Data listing
=======

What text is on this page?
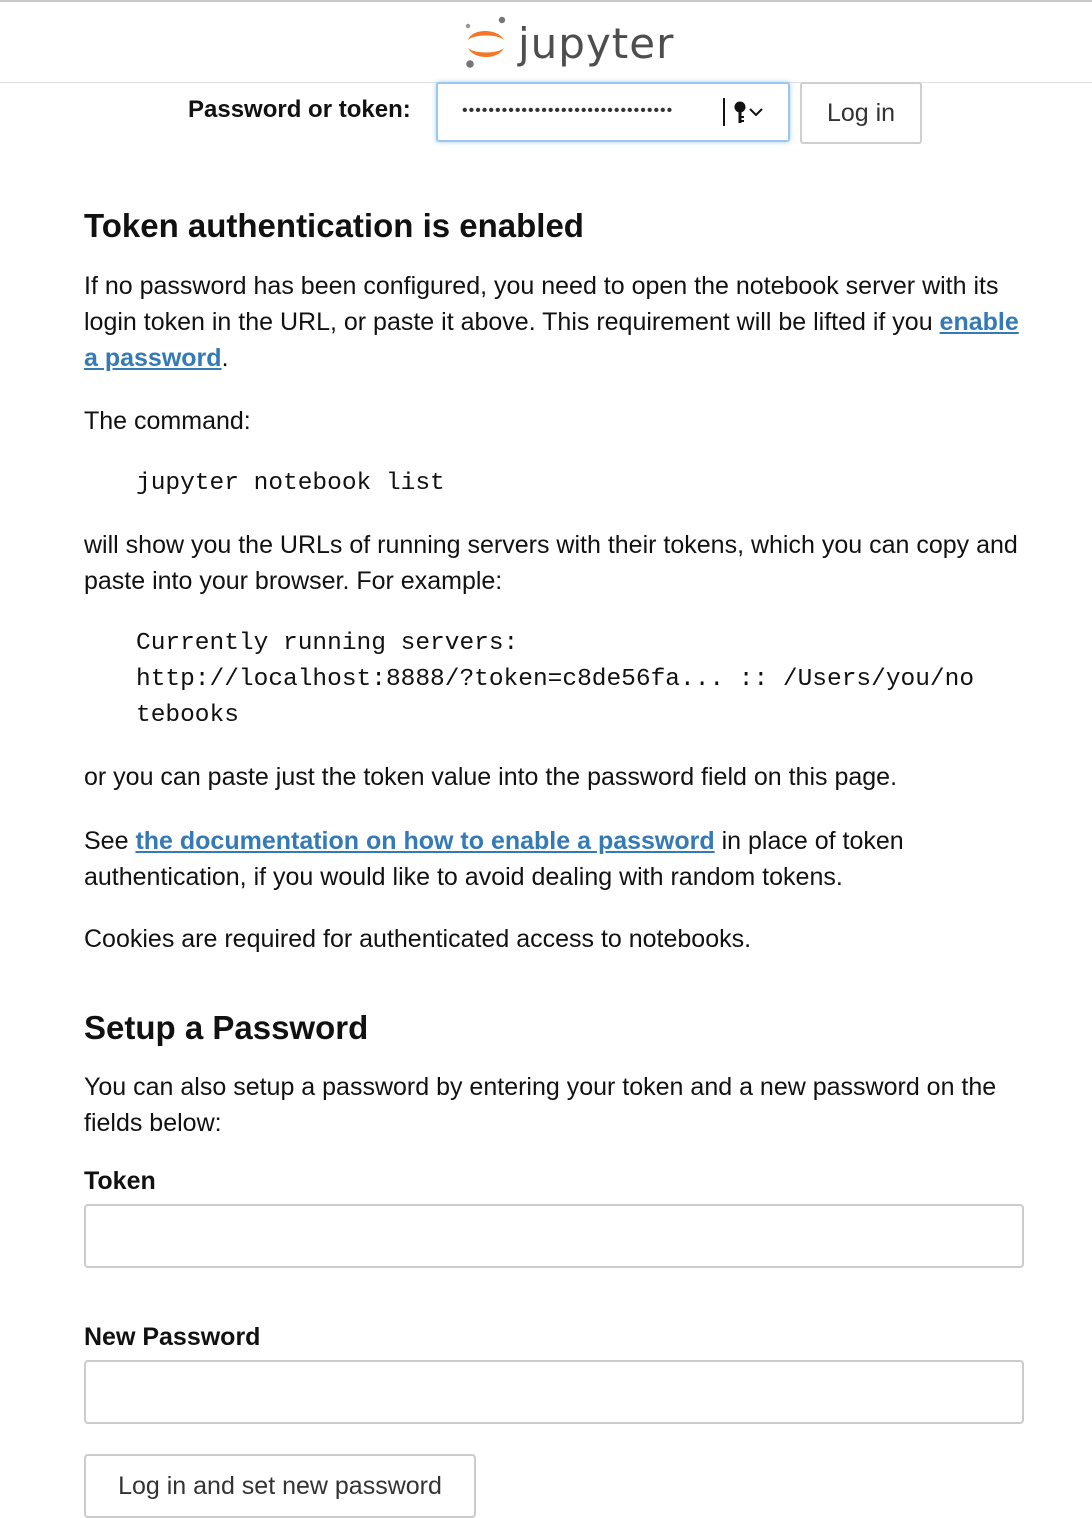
jupyter
Password or token:	••••••••••••••••••••••••••••••••	Log in
Token authentication is enabled

If no password has been configured, you need to open the notebook server with its login token in the URL, or paste it above. This requirement will be lifted if you enable a password.

The command:

jupyter notebook list

will show you the URLs of running servers with their tokens, which you can copy and paste into your browser. For example:

Currently running servers:
http://localhost:8888/?token=c8de56fa... :: /Users/you/notebooks

or you can paste just the token value into the password field on this page.

See the documentation on how to enable a password in place of token authentication, if you would like to avoid dealing with random tokens.

Cookies are required for authenticated access to notebooks.

Setup a Password

You can also setup a password by entering your token and a new password on the fields below:

Token
New Password
Log in and set new password
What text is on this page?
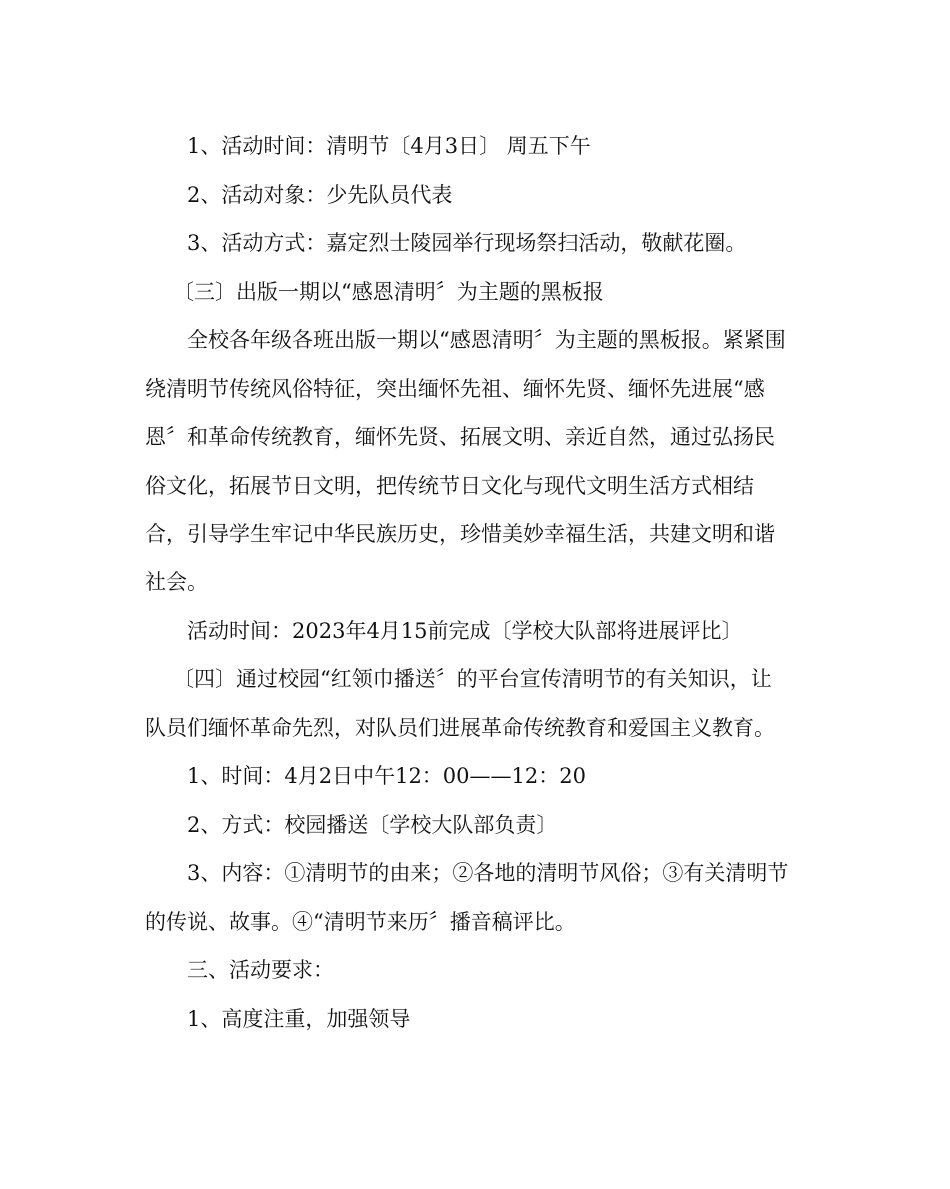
1、活动时间：清明节〔4月3日〕 周五下午

2、活动对象：少先队员代表

3、活动方式：嘉定烈士陵园举行现场祭扫活动，敬献花圈。

〔三〕出版一期以“感恩清明〞为主题的黑板报

全校各年级各班出版一期以“感恩清明〞为主题的黑板报。紧紧围

绕清明节传统风俗特征，突出缅怀先祖、缅怀先贤、缅怀先进展“感

恩〞和革命传统教育，缅怀先贤、拓展文明、亲近自然，通过弘扬民

俗文化，拓展节日文明，把传统节日文化与现代文明生活方式相结

合，引导学生牢记中华民族历史，珍惜美妙幸福生活，共建文明和谐

社会。

活动时间：2023年4月15前完成〔学校大队部将进展评比〕

〔四〕通过校园“红领巾播送〞的平台宣传清明节的有关知识，让

队员们缅怀革命先烈，对队员们进展革命传统教育和爱国主义教育。

1、时间：4月2日中午12：00——12：20

2、方式：校园播送〔学校大队部负责〕

3、内容：①清明节的由来；②各地的清明节风俗；③有关清明节

的传说、故事。④“清明节来历〞播音稿评比。

三、活动要求：

1、高度注重，加强领导
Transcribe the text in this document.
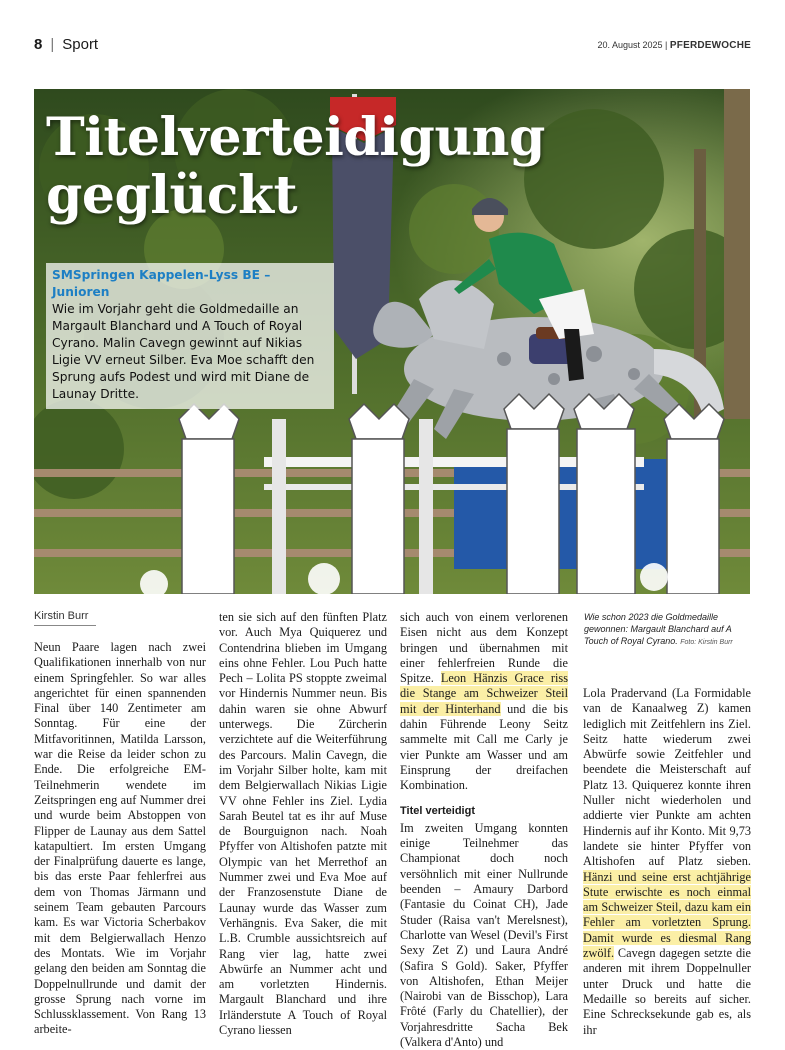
8 | Sport	20. August 2025 | PFERDEWOCHE
Titelverteidigung
geglückt
SMSpringen Kappelen-Lyss BE – Junioren
Wie im Vorjahr geht die Goldmedaille an Margault Blanchard und A Touch of Royal Cyrano. Malin Cavegn gewinnt auf Nikias Ligie VV erneut Silber. Eva Moe schafft den Sprung aufs Podest und wird mit Diane de Launay Dritte.
Kirstin Burr

Neun Paare lagen nach zwei Qualifikationen innerhalb von nur einem Springfehler. So war alles angerichtet für einen spannenden Final über 140 Zentimeter am Sonntag. Für eine der Mitfavoritinnen, Matilda Larsson, war die Reise da leider schon zu Ende. Die erfolgreiche EM-Teilnehmerin wendete im Zeitspringen eng auf Nummer drei und wurde beim Abstoppen von Flipper de Launay aus dem Sattel katapultiert. Im ersten Umgang der Finalprüfung dauerte es lange, bis das erste Paar fehlerfrei aus dem von Thomas Järmann und seinem Team gebauten Parcours kam. Es war Victoria Scherbakov mit dem Belgierwallach Henzo des Montats. Wie im Vorjahr gelang den beiden am Sonntag die Doppelnullrunde und damit der grosse Sprung nach vorne im Schlussklassement. Von Rang 13 arbeite-

ten sie sich auf den fünften Platz vor. Auch Mya Quiquerez und Contendrina blieben im Umgang eins ohne Fehler. Lou Puch hatte Pech – Lolita PS stoppte zweimal vor Hindernis Nummer neun. Bis dahin waren sie ohne Abwurf unterwegs. Die Zürcherin verzichtete auf die Weiterführung des Parcours. Malin Cavegn, die im Vorjahr Silber holte, kam mit dem Belgierwallach Nikias Ligie VV ohne Fehler ins Ziel. Lydia Sarah Beutel tat es ihr auf Muse de Bourguignon nach. Noah Pfyffer von Altishofen patzte mit Olympic van het Merrethof an Nummer zwei und Eva Moe auf der Franzosenstute Diane de Launay wurde das Wasser zum Verhängnis. Eva Saker, die mit L.B. Crumble aussichtsreich auf Rang vier lag, hatte zwei Abwürfe an Nummer acht und am vorletzten Hindernis. Margault Blanchard und ihre Irländerstute A Touch of Royal Cyrano liessen

sich auch von einem verlorenen Eisen nicht aus dem Konzept bringen und übernahmen mit einer fehlerfreien Runde die Spitze. Leon Hänzis Grace riss die Stange am Schweizer Steil mit der Hinterhand und die bis dahin Führende Leony Seitz sammelte mit Call me Carly je vier Punkte am Wasser und am Einsprung der dreifachen Kombination.

Titel verteidigt

Im zweiten Umgang konnten einige Teilnehmer das Championat doch noch versöhnlich mit einer Nullrunde beenden – Amaury Darbord (Fantasie du Coinat CH), Jade Studer (Raisa van't Merelsnest), Charlotte van Wesel (Devil's First Sexy Zet Z) und Laura André (Safira S Gold). Saker, Pfyffer von Altishofen, Ethan Meijer (Nairobi van de Bisschop), Lara Frôté (Farly du Chatellier), der Vorjahresdritte Sacha Bek (Valkera d'Anto) und

Wie schon 2023 die Goldmedaille gewonnen: Margault Blanchard auf A Touch of Royal Cyrano. Foto: Kirstin Burr

Lola Pradervand (La Formidable van de Kanaalweg Z) kamen lediglich mit Zeitfehlern ins Ziel. Seitz hatte wiederum zwei Abwürfe sowie Zeitfehler und beendete die Meisterschaft auf Platz 13. Quiquerez konnte ihren Nuller nicht wiederholen und addierte vier Punkte am achten Hindernis auf ihr Konto. Mit 9,73 landete sie hinter Pfyffer von Altishofen auf Platz sieben. Hänzi und seine erst achtjährige Stute erwischte es noch einmal am Schweizer Steil, dazu kam ein Fehler am vorletzten Sprung. Damit wurde es diesmal Rang zwölf. Cavegn dagegen setzte die anderen mit ihrem Doppelnuller unter Druck und hatte die Medaille so bereits auf sicher. Eine Schrecksekunde gab es, als ihr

=======

- To be done -
Determine how many lines of this listing contain "into", and give only the number.

- Exercise answer -
2